» **PROMPT**
Copy out all lines in the material below that contain the string "lipid".

» **PROVIDED RECORDS**
===

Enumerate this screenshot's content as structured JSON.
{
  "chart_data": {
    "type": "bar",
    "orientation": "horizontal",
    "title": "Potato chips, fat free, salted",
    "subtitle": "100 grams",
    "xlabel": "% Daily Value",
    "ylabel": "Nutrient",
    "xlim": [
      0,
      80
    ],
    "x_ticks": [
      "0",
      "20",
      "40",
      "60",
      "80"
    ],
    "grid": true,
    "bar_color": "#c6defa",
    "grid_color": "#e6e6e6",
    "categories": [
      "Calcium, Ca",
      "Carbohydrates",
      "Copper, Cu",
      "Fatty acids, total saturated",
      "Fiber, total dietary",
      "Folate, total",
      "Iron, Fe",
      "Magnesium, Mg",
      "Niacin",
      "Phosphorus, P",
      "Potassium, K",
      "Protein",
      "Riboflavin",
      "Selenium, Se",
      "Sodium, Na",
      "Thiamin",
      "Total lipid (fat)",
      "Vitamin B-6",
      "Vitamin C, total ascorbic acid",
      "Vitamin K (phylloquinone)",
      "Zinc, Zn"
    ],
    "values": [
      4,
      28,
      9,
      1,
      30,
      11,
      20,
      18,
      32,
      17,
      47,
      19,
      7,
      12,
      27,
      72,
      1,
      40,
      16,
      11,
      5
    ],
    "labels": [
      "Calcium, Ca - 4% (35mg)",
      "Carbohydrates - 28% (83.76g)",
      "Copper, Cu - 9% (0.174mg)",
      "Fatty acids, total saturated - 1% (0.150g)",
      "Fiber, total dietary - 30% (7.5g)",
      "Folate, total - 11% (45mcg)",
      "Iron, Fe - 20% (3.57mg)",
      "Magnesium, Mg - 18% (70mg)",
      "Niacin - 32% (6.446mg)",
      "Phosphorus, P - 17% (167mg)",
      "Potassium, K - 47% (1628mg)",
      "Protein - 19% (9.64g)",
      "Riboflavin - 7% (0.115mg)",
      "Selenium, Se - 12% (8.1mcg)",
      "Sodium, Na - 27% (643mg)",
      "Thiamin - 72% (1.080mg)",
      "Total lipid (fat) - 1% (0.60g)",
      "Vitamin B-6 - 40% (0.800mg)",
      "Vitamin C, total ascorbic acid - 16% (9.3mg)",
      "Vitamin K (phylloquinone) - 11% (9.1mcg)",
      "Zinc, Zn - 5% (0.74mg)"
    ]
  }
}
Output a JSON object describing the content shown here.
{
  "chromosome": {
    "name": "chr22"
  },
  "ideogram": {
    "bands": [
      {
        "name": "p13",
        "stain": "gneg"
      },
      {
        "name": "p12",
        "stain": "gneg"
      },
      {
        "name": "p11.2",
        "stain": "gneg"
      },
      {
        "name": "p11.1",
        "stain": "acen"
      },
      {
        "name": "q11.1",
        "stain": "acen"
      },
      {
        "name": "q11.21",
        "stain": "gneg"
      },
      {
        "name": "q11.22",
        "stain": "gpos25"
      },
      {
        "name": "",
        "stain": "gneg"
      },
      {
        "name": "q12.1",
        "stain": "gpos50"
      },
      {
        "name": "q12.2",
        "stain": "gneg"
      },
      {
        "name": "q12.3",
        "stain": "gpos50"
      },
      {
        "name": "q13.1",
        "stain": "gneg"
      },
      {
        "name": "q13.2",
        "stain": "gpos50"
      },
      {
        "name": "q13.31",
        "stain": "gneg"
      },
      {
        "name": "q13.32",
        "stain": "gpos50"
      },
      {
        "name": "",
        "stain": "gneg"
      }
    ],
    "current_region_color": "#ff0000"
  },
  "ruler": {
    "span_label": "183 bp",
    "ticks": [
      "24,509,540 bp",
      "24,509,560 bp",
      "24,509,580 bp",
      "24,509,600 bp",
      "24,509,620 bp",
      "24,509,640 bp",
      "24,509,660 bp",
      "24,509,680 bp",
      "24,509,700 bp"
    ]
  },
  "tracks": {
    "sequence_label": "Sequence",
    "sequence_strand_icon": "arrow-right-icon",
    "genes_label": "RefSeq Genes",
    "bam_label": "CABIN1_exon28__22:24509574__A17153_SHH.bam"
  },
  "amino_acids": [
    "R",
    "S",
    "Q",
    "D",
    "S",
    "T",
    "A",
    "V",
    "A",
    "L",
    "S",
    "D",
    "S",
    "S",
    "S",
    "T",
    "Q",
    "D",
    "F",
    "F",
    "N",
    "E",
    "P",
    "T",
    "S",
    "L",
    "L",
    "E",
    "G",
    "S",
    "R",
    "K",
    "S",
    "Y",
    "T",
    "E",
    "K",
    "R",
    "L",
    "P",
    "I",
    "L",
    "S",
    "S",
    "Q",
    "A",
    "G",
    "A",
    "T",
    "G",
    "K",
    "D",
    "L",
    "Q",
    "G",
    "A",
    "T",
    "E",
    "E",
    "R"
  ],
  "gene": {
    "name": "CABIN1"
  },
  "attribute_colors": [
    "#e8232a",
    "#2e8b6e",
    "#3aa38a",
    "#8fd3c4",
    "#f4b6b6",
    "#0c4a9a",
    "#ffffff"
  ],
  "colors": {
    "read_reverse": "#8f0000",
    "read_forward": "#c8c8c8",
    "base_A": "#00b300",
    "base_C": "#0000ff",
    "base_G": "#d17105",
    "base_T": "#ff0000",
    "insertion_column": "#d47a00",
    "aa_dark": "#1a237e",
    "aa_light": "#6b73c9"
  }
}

===

» **SOLVED PROBLEM**
      "Total lipid (fat)",
      "Total lipid (fat) - 1% (0.60g)",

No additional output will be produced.